EXERCISE BRIEF
Collect each line of the records containing the string "fordørene".

Saved entries:
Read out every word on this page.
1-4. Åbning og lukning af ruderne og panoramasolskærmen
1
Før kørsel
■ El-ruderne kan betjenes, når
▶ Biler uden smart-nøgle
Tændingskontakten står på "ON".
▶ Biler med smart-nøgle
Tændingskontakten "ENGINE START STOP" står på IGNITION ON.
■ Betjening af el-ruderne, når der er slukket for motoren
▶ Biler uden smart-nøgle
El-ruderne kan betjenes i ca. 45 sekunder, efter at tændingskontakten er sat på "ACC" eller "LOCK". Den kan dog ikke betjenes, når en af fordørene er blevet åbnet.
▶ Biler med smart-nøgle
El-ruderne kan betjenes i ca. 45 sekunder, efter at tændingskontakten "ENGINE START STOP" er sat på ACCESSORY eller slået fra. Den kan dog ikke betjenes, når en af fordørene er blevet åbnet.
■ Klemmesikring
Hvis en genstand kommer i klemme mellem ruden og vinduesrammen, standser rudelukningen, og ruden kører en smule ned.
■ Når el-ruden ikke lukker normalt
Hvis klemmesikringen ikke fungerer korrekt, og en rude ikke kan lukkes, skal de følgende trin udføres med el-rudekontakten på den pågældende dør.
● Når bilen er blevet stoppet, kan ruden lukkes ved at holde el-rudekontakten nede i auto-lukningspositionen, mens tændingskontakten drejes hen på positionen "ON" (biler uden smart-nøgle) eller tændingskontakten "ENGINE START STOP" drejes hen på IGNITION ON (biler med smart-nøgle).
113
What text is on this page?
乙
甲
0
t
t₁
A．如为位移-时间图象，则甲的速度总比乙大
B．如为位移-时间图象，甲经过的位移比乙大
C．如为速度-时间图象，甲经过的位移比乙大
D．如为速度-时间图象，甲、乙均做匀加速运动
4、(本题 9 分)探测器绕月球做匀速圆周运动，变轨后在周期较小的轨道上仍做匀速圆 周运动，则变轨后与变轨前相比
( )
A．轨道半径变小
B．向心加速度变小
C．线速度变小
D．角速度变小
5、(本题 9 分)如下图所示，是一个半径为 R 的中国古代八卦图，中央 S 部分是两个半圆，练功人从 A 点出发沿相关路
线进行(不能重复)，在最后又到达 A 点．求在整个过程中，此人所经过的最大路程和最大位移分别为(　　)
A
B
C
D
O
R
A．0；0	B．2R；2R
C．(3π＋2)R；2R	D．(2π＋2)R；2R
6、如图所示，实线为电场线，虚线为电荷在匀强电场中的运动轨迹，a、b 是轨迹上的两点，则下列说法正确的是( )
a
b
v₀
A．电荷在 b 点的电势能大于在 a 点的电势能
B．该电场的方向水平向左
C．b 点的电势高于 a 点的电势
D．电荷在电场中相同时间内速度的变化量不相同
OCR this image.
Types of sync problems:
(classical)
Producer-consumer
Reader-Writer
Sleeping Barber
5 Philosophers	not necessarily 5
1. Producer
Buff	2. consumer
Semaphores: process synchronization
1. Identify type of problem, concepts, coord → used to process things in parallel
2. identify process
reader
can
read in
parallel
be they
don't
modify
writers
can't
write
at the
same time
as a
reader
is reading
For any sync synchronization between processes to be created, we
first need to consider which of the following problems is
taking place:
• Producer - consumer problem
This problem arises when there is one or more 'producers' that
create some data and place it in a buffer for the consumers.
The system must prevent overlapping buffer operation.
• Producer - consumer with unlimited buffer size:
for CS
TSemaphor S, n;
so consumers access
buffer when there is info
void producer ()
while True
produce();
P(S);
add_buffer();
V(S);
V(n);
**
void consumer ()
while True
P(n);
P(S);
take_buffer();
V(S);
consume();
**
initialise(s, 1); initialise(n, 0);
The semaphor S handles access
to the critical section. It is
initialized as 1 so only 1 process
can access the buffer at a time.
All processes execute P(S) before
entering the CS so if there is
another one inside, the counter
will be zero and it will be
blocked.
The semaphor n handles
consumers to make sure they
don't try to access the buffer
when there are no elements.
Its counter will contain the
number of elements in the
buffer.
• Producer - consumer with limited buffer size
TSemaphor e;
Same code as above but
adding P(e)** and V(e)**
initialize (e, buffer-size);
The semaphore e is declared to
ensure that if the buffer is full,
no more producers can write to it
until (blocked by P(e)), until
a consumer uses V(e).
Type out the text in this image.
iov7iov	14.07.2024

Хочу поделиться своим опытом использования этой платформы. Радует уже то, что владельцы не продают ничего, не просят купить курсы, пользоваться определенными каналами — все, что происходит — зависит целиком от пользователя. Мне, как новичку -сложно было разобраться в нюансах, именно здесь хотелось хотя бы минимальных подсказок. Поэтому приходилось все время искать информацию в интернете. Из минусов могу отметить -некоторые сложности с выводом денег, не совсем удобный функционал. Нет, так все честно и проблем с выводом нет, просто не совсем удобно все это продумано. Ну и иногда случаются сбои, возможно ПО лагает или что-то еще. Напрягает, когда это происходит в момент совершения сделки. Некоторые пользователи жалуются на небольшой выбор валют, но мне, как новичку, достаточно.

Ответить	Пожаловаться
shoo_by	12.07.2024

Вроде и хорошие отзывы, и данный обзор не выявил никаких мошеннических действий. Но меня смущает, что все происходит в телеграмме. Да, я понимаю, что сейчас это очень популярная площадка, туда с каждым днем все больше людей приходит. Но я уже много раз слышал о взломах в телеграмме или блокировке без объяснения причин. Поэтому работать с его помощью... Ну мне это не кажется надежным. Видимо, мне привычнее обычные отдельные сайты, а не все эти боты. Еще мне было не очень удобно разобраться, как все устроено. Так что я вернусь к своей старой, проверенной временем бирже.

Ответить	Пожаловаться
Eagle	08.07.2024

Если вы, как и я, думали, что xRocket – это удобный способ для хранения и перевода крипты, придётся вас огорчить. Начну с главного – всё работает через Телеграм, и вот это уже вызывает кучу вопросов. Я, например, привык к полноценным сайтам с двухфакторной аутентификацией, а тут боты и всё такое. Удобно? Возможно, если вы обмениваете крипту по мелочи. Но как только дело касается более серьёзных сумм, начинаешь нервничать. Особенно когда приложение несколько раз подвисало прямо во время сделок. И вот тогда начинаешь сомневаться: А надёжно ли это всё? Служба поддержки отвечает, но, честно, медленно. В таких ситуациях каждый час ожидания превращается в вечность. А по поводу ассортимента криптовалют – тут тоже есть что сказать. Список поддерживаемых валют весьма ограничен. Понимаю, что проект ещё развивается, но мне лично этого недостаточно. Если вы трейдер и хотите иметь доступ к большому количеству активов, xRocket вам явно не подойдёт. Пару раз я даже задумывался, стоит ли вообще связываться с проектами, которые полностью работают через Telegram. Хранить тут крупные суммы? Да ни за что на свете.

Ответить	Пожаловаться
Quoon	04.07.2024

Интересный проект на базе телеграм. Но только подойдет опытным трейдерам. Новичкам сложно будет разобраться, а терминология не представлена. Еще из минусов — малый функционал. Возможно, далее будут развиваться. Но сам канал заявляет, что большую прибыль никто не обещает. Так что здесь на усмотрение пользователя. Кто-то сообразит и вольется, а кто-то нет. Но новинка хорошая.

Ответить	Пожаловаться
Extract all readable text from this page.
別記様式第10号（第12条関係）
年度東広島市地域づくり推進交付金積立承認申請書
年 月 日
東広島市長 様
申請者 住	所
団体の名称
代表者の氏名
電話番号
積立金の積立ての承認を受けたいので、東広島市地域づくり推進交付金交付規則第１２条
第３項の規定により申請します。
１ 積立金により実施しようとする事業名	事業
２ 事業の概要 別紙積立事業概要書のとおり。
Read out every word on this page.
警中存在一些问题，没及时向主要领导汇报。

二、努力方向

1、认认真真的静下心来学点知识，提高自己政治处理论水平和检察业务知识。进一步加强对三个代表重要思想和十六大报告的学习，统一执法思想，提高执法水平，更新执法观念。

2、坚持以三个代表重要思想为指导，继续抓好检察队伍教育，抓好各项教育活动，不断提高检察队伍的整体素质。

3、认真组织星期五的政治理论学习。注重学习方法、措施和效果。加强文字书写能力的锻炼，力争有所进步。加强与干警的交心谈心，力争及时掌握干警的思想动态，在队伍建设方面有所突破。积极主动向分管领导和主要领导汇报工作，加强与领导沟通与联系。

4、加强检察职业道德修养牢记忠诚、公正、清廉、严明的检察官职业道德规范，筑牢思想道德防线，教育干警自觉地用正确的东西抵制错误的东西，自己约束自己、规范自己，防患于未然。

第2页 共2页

TASK RESULT
El-ruderne kan betjenes i ca. 45 sekunder, efter at tændingskontakten er sat på "ACC" eller "LOCK". Den kan dog ikke betjenes, når en af fordørene er blevet åbnet.
El-ruderne kan betjenes i ca. 45 sekunder, efter at tændingskontakten "ENGINE START STOP" er sat på ACCESSORY eller slået fra. Den kan dog ikke betjenes, når en af fordørene er blevet åbnet.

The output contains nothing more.